■ Exercise objective
Copy each line below without leaving any out.

[start Data for this task]

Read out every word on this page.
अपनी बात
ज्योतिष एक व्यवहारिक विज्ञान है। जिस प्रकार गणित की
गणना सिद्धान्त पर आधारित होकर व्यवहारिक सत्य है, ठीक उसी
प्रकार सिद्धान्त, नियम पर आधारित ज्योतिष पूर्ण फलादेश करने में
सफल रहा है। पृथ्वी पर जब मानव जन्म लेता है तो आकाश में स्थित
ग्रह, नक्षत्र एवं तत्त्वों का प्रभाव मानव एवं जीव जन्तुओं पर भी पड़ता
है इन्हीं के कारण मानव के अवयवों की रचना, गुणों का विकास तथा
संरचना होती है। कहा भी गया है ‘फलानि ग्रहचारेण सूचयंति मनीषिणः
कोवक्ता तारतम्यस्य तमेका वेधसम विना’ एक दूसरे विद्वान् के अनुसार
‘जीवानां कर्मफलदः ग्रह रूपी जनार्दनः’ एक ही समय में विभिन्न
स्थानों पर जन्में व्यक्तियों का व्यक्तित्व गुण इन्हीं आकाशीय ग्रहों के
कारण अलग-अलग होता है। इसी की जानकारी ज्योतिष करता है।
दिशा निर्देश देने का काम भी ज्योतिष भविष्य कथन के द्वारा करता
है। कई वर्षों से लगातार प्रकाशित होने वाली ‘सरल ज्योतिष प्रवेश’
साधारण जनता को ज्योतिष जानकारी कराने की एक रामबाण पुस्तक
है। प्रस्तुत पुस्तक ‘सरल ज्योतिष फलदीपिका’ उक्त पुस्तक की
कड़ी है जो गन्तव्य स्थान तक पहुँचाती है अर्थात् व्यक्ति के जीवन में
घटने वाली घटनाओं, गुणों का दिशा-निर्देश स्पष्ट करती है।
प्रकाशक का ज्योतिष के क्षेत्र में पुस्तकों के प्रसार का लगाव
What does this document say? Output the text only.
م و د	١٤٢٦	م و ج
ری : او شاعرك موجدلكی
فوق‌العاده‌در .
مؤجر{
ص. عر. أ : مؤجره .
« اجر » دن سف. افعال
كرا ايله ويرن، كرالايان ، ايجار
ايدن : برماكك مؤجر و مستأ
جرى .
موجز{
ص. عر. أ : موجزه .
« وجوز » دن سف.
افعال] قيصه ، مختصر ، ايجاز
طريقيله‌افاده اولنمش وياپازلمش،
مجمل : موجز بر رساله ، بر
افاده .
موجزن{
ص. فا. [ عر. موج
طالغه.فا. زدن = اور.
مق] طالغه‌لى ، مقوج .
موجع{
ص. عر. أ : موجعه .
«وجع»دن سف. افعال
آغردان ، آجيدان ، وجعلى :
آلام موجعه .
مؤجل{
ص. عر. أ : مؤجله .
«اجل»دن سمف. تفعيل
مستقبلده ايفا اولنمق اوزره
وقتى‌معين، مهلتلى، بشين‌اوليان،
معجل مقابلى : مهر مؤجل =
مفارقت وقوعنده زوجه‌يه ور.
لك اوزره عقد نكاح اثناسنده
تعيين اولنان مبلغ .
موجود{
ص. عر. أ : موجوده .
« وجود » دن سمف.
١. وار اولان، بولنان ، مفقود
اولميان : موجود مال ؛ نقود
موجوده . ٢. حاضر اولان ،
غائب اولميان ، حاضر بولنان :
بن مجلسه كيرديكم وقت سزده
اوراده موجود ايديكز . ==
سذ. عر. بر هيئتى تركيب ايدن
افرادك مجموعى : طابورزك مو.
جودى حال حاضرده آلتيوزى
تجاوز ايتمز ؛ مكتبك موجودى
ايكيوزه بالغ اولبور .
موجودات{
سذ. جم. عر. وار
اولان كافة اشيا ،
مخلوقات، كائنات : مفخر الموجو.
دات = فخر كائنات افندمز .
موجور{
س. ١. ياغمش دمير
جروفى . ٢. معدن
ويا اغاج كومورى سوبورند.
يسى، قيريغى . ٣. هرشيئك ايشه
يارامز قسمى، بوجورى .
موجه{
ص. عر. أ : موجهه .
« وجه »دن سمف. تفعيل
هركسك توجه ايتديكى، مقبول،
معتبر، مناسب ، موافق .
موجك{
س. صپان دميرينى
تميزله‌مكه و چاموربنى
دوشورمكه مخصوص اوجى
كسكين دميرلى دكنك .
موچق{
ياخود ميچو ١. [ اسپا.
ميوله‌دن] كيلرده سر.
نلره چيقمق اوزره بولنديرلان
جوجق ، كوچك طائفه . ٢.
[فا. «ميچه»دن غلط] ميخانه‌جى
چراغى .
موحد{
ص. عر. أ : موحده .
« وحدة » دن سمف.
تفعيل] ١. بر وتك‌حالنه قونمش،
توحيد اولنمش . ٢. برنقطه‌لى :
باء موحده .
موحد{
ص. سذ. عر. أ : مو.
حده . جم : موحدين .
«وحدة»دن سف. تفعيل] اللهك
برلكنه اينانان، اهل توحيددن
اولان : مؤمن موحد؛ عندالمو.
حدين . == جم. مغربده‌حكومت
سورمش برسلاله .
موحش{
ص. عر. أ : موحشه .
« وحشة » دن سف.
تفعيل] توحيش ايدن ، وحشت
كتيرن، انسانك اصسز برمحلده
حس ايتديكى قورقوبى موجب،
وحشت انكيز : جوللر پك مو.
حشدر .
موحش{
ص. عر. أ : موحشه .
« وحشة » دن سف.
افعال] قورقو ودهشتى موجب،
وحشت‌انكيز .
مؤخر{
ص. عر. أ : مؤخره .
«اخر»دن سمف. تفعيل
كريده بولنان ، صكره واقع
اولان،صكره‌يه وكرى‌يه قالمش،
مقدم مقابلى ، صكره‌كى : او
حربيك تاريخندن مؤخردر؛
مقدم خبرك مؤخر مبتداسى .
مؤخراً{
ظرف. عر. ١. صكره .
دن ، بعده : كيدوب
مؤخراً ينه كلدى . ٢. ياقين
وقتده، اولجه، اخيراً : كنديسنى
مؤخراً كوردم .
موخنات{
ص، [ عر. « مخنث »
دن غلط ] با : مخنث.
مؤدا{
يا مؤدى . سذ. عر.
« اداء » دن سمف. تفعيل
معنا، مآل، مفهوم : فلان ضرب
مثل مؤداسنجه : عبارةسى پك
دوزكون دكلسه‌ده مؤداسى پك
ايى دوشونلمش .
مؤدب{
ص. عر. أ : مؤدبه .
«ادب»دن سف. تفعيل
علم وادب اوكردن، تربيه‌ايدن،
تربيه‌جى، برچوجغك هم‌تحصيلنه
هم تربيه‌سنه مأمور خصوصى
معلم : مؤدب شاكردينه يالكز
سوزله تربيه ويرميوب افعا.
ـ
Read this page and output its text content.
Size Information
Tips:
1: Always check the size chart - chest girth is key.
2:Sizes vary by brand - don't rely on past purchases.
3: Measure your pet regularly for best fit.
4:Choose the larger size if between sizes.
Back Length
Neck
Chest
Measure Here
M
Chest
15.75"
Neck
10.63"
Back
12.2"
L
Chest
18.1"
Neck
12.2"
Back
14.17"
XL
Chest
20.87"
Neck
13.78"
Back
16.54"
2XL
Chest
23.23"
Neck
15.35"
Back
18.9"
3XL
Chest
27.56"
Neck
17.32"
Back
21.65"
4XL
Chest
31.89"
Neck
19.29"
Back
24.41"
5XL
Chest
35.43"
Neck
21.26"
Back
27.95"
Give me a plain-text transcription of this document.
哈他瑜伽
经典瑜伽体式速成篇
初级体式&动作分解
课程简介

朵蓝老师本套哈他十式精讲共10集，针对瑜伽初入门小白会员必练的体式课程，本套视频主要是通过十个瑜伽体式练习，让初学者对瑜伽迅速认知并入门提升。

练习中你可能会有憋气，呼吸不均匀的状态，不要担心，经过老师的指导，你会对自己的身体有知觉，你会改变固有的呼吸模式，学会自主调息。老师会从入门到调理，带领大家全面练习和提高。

[end Data for this task]

■ Result for this exercise
Read out every word on this page.
अपनी बात
ज्योतिष एक व्यवहारिक विज्ञान है। जिस प्रकार गणित की
गणना सिद्धान्त पर आधारित होकर व्यवहारिक सत्य है, ठीक उसी
प्रकार सिद्धान्त, नियम पर आधारित ज्योतिष पूर्ण फलादेश करने में
सफल रहा है। पृथ्वी पर जब मानव जन्म लेता है तो आकाश में स्थित
ग्रह, नक्षत्र एवं तत्त्वों का प्रभाव मानव एवं जीव जन्तुओं पर भी पड़ता
है इन्हीं के कारण मानव के अवयवों की रचना, गुणों का विकास तथा
संरचना होती है। कहा भी गया है ‘फलानि ग्रहचारेण सूचयंति मनीषिणः
कोवक्ता तारतम्यस्य तमेका वेधसम विना’ एक दूसरे विद्वान् के अनुसार
‘जीवानां कर्मफलदः ग्रह रूपी जनार्दनः’ एक ही समय में विभिन्न
स्थानों पर जन्में व्यक्तियों का व्यक्तित्व गुण इन्हीं आकाशीय ग्रहों के
कारण अलग-अलग होता है। इसी की जानकारी ज्योतिष करता है।
दिशा निर्देश देने का काम भी ज्योतिष भविष्य कथन के द्वारा करता
है। कई वर्षों से लगातार प्रकाशित होने वाली ‘सरल ज्योतिष प्रवेश’
साधारण जनता को ज्योतिष जानकारी कराने की एक रामबाण पुस्तक
है। प्रस्तुत पुस्तक ‘सरल ज्योतिष फलदीपिका’ उक्त पुस्तक की
कड़ी है जो गन्तव्य स्थान तक पहुँचाती है अर्थात् व्यक्ति के जीवन में
घटने वाली घटनाओं, गुणों का दिशा-निर्देश स्पष्ट करती है।
प्रकाशक का ज्योतिष के क्षेत्र में पुस्तकों के प्रसार का लगाव
What does this document say? Output the text only.
م و د	١٤٢٦	م و ج
ری : او شاعرك موجدلكی
فوق‌العاده‌در .
مؤجر{
ص. عر. أ : مؤجره .
« اجر » دن سف. افعال
كرا ايله ويرن، كرالايان ، ايجار
ايدن : برماكك مؤجر و مستأ
جرى .
موجز{
ص. عر. أ : موجزه .
« وجوز » دن سف.
افعال] قيصه ، مختصر ، ايجاز
طريقيله‌افاده اولنمش وياپازلمش،
مجمل : موجز بر رساله ، بر
افاده .
موجزن{
ص. فا. [ عر. موج
طالغه.فا. زدن = اور.
مق] طالغه‌لى ، مقوج .
موجع{
ص. عر. أ : موجعه .
«وجع»دن سف. افعال
آغردان ، آجيدان ، وجعلى :
آلام موجعه .
مؤجل{
ص. عر. أ : مؤجله .
«اجل»دن سمف. تفعيل
مستقبلده ايفا اولنمق اوزره
وقتى‌معين، مهلتلى، بشين‌اوليان،
معجل مقابلى : مهر مؤجل =
مفارقت وقوعنده زوجه‌يه ور.
لك اوزره عقد نكاح اثناسنده
تعيين اولنان مبلغ .
موجود{
ص. عر. أ : موجوده .
« وجود » دن سمف.
١. وار اولان، بولنان ، مفقود
اولميان : موجود مال ؛ نقود
موجوده . ٢. حاضر اولان ،
غائب اولميان ، حاضر بولنان :
بن مجلسه كيرديكم وقت سزده
اوراده موجود ايديكز . ==
سذ. عر. بر هيئتى تركيب ايدن
افرادك مجموعى : طابورزك مو.
جودى حال حاضرده آلتيوزى
تجاوز ايتمز ؛ مكتبك موجودى
ايكيوزه بالغ اولبور .
موجودات{
سذ. جم. عر. وار
اولان كافة اشيا ،
مخلوقات، كائنات : مفخر الموجو.
دات = فخر كائنات افندمز .
موجور{
س. ١. ياغمش دمير
جروفى . ٢. معدن
ويا اغاج كومورى سوبورند.
يسى، قيريغى . ٣. هرشيئك ايشه
يارامز قسمى، بوجورى .
موجه{
ص. عر. أ : موجهه .
« وجه »دن سمف. تفعيل
هركسك توجه ايتديكى، مقبول،
معتبر، مناسب ، موافق .
موجك{
س. صپان دميرينى
تميزله‌مكه و چاموربنى
دوشورمكه مخصوص اوجى
كسكين دميرلى دكنك .
موچق{
ياخود ميچو ١. [ اسپا.
ميوله‌دن] كيلرده سر.
نلره چيقمق اوزره بولنديرلان
جوجق ، كوچك طائفه . ٢.
[فا. «ميچه»دن غلط] ميخانه‌جى
چراغى .
موحد{
ص. عر. أ : موحده .
« وحدة » دن سمف.
تفعيل] ١. بر وتك‌حالنه قونمش،
توحيد اولنمش . ٢. برنقطه‌لى :
باء موحده .
موحد{
ص. سذ. عر. أ : مو.
حده . جم : موحدين .
«وحدة»دن سف. تفعيل] اللهك
برلكنه اينانان، اهل توحيددن
اولان : مؤمن موحد؛ عندالمو.
حدين . == جم. مغربده‌حكومت
سورمش برسلاله .
موحش{
ص. عر. أ : موحشه .
« وحشة » دن سف.
تفعيل] توحيش ايدن ، وحشت
كتيرن، انسانك اصسز برمحلده
حس ايتديكى قورقوبى موجب،
وحشت انكيز : جوللر پك مو.
حشدر .
موحش{
ص. عر. أ : موحشه .
« وحشة » دن سف.
افعال] قورقو ودهشتى موجب،
وحشت‌انكيز .
مؤخر{
ص. عر. أ : مؤخره .
«اخر»دن سمف. تفعيل
كريده بولنان ، صكره واقع
اولان،صكره‌يه وكرى‌يه قالمش،
مقدم مقابلى ، صكره‌كى : او
حربيك تاريخندن مؤخردر؛
مقدم خبرك مؤخر مبتداسى .
مؤخراً{
ظرف. عر. ١. صكره .
دن ، بعده : كيدوب
مؤخراً ينه كلدى . ٢. ياقين
وقتده، اولجه، اخيراً : كنديسنى
مؤخراً كوردم .
موخنات{
ص، [ عر. « مخنث »
دن غلط ] با : مخنث.
مؤدا{
يا مؤدى . سذ. عر.
« اداء » دن سمف. تفعيل
معنا، مآل، مفهوم : فلان ضرب
مثل مؤداسنجه : عبارةسى پك
دوزكون دكلسه‌ده مؤداسى پك
ايى دوشونلمش .
مؤدب{
ص. عر. أ : مؤدبه .
«ادب»دن سف. تفعيل
علم وادب اوكردن، تربيه‌ايدن،
تربيه‌جى، برچوجغك هم‌تحصيلنه
هم تربيه‌سنه مأمور خصوصى
معلم : مؤدب شاكردينه يالكز
سوزله تربيه ويرميوب افعا.
ـ
Read this page and output its text content.
Size Information
Tips:
1: Always check the size chart - chest girth is key.
2:Sizes vary by brand - don't rely on past purchases.
3: Measure your pet regularly for best fit.
4:Choose the larger size if between sizes.
Back Length
Neck
Chest
Measure Here
M
Chest
15.75"
Neck
10.63"
Back
12.2"
L
Chest
18.1"
Neck
12.2"
Back
14.17"
XL
Chest
20.87"
Neck
13.78"
Back
16.54"
2XL
Chest
23.23"
Neck
15.35"
Back
18.9"
3XL
Chest
27.56"
Neck
17.32"
Back
21.65"
4XL
Chest
31.89"
Neck
19.29"
Back
24.41"
5XL
Chest
35.43"
Neck
21.26"
Back
27.95"
Give me a plain-text transcription of this document.
哈他瑜伽
经典瑜伽体式速成篇
初级体式&动作分解
课程简介

朵蓝老师本套哈他十式精讲共10集，针对瑜伽初入门小白会员必练的体式课程，本套视频主要是通过十个瑜伽体式练习，让初学者对瑜伽迅速认知并入门提升。

练习中你可能会有憋气，呼吸不均匀的状态，不要担心，经过老师的指导，你会对自己的身体有知觉，你会改变固有的呼吸模式，学会自主调息。老师会从入门到调理，带领大家全面练习和提高。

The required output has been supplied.